[Directions for this task]
Output a single figure: the number of lines in which the word "JSON" appears.

[Provided data]

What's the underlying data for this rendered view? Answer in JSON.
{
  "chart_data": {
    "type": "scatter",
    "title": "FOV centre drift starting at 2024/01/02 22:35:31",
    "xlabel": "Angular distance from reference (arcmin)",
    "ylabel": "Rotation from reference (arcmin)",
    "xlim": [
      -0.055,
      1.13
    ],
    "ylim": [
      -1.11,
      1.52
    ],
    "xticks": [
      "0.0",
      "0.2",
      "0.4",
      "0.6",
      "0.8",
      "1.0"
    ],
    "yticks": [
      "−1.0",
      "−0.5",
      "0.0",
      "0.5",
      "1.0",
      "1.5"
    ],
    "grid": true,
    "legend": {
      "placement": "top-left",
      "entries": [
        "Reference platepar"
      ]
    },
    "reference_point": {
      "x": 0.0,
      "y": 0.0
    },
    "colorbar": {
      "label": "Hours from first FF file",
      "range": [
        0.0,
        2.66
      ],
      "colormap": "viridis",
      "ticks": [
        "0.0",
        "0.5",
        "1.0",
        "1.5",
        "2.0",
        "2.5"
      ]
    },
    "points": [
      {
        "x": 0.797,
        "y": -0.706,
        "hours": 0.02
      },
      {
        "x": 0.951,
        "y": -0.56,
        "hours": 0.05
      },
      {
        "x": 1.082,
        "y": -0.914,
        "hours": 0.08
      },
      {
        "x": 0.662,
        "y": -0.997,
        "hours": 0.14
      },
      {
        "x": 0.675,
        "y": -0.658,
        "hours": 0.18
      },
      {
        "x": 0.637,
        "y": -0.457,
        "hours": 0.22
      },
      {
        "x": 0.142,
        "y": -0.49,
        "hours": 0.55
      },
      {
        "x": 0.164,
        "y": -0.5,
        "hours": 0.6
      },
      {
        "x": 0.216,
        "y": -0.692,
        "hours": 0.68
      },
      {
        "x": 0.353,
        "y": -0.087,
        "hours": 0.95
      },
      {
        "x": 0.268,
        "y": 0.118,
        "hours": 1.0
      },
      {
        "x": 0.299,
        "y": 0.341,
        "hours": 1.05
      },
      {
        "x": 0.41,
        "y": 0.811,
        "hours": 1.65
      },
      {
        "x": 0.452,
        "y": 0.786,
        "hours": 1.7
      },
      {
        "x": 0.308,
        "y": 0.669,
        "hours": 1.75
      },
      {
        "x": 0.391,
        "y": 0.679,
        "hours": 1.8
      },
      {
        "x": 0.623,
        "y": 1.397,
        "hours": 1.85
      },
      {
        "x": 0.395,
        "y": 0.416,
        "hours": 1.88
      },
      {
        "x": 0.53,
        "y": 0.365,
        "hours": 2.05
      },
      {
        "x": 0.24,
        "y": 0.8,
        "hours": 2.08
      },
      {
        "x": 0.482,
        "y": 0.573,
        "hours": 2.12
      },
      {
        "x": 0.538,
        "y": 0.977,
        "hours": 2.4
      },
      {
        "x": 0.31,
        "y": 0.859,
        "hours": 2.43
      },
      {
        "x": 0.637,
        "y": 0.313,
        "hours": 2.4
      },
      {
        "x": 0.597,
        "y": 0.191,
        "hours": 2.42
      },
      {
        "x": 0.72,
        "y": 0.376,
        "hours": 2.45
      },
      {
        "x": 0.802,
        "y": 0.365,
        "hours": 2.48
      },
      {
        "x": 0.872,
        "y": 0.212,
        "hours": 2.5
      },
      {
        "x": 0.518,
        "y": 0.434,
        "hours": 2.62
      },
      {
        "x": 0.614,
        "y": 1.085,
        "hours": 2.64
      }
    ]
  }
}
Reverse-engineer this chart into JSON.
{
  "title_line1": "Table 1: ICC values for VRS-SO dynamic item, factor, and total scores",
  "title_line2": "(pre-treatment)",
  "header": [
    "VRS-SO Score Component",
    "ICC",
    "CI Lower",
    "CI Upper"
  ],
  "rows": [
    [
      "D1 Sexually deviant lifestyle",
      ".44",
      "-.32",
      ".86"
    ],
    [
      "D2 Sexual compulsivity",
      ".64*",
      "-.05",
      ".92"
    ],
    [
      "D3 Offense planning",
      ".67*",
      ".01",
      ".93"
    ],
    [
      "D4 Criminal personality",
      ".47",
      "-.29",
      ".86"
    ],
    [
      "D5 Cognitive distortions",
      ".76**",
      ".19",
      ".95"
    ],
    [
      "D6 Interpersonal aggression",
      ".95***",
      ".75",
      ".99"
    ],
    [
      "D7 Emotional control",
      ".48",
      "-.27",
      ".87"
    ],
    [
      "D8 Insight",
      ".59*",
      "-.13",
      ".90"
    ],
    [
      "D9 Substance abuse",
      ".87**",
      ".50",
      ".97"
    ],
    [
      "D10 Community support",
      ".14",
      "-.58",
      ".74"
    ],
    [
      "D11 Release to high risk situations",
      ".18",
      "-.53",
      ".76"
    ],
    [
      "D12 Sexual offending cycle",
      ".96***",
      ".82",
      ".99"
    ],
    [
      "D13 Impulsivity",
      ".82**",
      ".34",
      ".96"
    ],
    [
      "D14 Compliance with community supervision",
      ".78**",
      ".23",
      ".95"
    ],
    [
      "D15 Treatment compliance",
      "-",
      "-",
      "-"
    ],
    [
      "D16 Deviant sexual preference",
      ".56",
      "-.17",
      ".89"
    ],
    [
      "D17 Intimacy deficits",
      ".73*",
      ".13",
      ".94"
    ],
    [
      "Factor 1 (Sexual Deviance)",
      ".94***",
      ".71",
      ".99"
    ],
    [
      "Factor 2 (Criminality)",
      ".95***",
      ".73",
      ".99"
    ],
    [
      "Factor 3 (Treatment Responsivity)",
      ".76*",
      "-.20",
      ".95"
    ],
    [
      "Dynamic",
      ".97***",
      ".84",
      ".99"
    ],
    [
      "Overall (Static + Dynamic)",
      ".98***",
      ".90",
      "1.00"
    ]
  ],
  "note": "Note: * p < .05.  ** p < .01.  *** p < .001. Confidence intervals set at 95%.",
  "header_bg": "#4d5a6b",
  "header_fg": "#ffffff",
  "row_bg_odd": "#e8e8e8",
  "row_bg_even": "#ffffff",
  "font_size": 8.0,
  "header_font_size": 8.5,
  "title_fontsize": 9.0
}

[Written answer]
2